### Work required
Give each line of the items below as one string in a JSON list, leaving out blank lines.

### Task input
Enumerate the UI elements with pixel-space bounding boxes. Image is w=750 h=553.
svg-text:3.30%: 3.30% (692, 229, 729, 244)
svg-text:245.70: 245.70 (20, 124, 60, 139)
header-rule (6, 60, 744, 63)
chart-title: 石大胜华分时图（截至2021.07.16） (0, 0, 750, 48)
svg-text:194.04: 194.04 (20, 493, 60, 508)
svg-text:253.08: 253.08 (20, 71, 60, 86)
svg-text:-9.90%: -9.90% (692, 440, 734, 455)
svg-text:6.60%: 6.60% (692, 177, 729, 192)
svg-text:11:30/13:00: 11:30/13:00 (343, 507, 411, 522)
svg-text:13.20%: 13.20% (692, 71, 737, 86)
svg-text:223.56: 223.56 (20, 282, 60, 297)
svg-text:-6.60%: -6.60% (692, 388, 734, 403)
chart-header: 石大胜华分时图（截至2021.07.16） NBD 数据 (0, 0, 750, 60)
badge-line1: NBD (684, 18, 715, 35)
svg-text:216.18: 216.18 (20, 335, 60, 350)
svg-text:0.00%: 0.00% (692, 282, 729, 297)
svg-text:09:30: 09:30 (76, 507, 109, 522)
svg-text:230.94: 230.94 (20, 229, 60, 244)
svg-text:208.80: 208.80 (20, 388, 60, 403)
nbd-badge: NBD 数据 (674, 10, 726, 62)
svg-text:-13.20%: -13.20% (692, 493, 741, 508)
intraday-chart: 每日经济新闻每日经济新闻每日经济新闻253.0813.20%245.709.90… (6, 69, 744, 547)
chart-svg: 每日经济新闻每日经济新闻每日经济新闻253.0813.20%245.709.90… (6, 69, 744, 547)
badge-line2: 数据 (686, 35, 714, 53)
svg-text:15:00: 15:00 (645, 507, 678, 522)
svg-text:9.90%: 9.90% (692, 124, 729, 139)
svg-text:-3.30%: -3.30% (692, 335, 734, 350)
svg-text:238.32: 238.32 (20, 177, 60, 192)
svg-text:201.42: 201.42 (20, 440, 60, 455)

### Task solution
[
  "Enumerate the UI elements with pixel-space bounding boxes. Image is w=750 h=553.",
  "svg-text:3.30%: 3.30% (692, 229, 729, 244)",
  "svg-text:245.70: 245.70 (20, 124, 60, 139)",
  "header-rule (6, 60, 744, 63)",
  "chart-title: 石大胜华分时图（截至2021.07.16） (0, 0, 750, 48)",
  "svg-text:194.04: 194.04 (20, 493, 60, 508)",
  "svg-text:253.08: 253.08 (20, 71, 60, 86)",
  "svg-text:-9.90%: -9.90% (692, 440, 734, 455)",
  "svg-text:6.60%: 6.60% (692, 177, 729, 192)",
  "svg-text:11:30/13:00: 11:30/13:00 (343, 507, 411, 522)",
  "svg-text:13.20%: 13.20% (692, 71, 737, 86)",
  "svg-text:223.56: 223.56 (20, 282, 60, 297)",
  "svg-text:-6.60%: -6.60% (692, 388, 734, 403)",
  "chart-header: 石大胜华分时图（截至2021.07.16） NBD 数据 (0, 0, 750, 60)",
  "badge-line1: NBD (684, 18, 715, 35)",
  "svg-text:216.18: 216.18 (20, 335, 60, 350)",
  "svg-text:0.00%: 0.00% (692, 282, 729, 297)",
  "svg-text:09:30: 09:30 (76, 507, 109, 522)",
  "svg-text:230.94: 230.94 (20, 229, 60, 244)",
  "svg-text:208.80: 208.80 (20, 388, 60, 403)",
  "nbd-badge: NBD 数据 (674, 10, 726, 62)",
  "svg-text:-13.20%: -13.20% (692, 493, 741, 508)",
  "intraday-chart: 每日经济新闻每日经济新闻每日经济新闻253.0813.20%245.709.90… (6, 69, 744, 547)",
  "chart-svg: 每日经济新闻每日经济新闻每日经济新闻253.0813.20%245.709.90… (6, 69, 744, 547)",
  "badge-line2: 数据 (686, 35, 714, 53)",
  "svg-text:15:00: 15:00 (645, 507, 678, 522)",
  "svg-text:9.90%: 9.90% (692, 124, 729, 139)",
  "svg-text:-3.30%: -3.30% (692, 335, 734, 350)",
  "svg-text:238.32: 238.32 (20, 177, 60, 192)",
  "svg-text:201.42: 201.42 (20, 440, 60, 455)"
]